Texto extraído:

O atual cenário político brasileiro é muito estranho. Clima de festa, enquanto se desqualifica a rebeldia, o senso crítico, o pensamento reflexivo. Não se pode sequer ser solteiro, ser adulto cuidando de pais doentes e ficando em casa nos fins de semana, tomando um delicioso chocolate quente com biscoitos crocantes.
A "sociedade do espetáculo" tomou o poder e, com ela, uma visão ao mesmo tempo totalitária e autoritária do hedonismo. A positividade tóxica transformou o Brasil no paraíso da risada, que influi até no mercado de trabalho, pelo menos o setor privado, pois no setor público os "atletas de concursos públicos", depois que abocanham fácil as vagas de emprego, passam a reclamar do trabalho rotineiro que só lhes paga pouco mais de R$ 3 mil.
Com isso, redações jornalisticas se transformaram em palcos para influenciadores ou humorista de stand up comedy. Nas ruas, cada vez mais pessoas riem de maneira alta e estridente, como se fossem crianças peraltas de oito anos de idade. Nos fins de semana, o clima de festa ao som de música popularesca transforma nosso país numa nação que vive em permanente Carnaval.

Informações fornecidas:
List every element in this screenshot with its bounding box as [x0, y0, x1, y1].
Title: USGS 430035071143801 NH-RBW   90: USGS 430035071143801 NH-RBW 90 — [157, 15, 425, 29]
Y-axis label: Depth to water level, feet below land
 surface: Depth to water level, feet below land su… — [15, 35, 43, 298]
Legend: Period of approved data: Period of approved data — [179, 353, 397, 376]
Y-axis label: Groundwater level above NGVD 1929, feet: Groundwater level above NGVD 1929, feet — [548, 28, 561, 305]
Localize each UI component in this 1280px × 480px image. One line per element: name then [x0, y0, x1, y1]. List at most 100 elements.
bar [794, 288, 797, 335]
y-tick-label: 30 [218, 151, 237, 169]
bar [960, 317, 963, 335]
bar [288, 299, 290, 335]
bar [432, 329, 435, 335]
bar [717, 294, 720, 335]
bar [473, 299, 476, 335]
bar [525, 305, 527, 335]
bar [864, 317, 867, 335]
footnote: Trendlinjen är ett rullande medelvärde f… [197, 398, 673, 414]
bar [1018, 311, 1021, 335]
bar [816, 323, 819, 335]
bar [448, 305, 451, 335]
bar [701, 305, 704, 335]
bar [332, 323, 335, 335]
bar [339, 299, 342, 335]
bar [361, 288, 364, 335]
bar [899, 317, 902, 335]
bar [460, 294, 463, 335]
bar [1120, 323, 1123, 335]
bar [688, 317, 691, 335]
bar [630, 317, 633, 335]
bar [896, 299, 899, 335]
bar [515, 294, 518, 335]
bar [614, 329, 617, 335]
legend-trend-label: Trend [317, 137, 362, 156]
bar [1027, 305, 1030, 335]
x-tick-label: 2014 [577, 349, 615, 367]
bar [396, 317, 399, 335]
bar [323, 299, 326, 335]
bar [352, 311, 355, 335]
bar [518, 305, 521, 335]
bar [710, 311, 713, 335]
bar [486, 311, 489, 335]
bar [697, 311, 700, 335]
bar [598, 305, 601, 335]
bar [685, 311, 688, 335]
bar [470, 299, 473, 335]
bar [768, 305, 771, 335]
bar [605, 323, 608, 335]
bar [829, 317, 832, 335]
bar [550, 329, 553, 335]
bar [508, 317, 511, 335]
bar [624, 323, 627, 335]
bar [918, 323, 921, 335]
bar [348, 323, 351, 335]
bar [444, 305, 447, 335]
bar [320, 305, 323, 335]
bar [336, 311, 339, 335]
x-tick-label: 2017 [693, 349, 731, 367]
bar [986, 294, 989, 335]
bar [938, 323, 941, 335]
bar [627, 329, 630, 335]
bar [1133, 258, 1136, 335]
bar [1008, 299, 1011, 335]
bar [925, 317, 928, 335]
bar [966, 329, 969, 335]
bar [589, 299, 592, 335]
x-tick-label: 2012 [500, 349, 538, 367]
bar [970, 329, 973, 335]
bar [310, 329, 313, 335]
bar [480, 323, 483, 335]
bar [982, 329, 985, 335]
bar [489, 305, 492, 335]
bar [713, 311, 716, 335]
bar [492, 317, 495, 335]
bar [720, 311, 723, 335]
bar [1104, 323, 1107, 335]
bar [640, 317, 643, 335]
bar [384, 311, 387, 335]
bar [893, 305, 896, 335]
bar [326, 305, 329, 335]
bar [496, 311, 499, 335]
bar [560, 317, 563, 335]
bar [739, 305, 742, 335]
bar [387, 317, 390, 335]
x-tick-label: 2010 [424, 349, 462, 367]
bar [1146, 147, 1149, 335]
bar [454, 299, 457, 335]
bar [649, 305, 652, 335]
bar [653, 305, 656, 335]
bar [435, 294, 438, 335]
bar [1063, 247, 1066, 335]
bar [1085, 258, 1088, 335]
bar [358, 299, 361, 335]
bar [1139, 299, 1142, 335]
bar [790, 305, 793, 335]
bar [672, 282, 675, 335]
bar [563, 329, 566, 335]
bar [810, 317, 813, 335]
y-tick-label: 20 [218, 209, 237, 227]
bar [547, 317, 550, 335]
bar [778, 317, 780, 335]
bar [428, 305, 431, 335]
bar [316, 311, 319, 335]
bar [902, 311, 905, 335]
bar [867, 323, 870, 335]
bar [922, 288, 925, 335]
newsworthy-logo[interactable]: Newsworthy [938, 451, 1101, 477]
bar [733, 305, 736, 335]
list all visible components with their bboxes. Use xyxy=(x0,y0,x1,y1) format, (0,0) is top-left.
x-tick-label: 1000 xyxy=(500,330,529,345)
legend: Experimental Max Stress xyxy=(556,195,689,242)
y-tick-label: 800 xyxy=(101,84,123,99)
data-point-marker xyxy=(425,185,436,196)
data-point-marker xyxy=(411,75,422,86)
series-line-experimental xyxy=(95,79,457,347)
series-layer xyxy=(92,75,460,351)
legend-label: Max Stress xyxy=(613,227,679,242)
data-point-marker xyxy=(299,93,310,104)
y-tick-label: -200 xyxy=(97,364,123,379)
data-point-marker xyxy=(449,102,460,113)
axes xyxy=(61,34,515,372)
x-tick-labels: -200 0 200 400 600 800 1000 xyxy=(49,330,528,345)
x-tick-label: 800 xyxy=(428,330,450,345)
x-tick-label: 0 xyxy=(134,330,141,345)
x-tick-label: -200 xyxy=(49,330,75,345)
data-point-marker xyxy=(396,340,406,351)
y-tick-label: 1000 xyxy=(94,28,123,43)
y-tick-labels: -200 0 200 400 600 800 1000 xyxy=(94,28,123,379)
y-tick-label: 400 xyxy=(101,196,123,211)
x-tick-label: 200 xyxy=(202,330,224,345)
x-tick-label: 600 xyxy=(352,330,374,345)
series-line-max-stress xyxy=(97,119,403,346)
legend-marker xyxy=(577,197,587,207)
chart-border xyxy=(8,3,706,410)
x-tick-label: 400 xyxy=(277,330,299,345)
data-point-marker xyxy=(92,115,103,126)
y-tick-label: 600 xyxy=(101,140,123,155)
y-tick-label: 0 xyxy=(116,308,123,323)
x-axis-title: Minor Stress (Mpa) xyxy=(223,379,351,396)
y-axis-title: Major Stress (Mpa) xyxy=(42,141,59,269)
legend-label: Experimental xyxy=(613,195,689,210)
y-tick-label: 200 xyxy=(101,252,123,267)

Instrução 1:
Explique, em uma a três frases, por que o texto extraído afirma que a positividade tóxica influi no mercado de trabalho "pelo menos o setor privado".
Instrução 2:
Traduza para o inglês esta frase do texto extraído: "Nas ruas, cada vez mais pessoas riem de maneira alta e estridente, como se fossem crianças peraltas de oito anos de idade."
As entradas constituem um material à parte, independente do texto extraído.

Solução completa 1:
Porque, segundo o texto, no setor público os "atletas de concursos públicos", depois que abocanham fácil as vagas de emprego, passam a reclamar do trabalho rotineiro que só lhes paga pouco mais de R$ 3 mil.

Solução completa 2:
On the streets, more and more people laugh loudly and shrilly, as if they were mischievous eight-year-old children.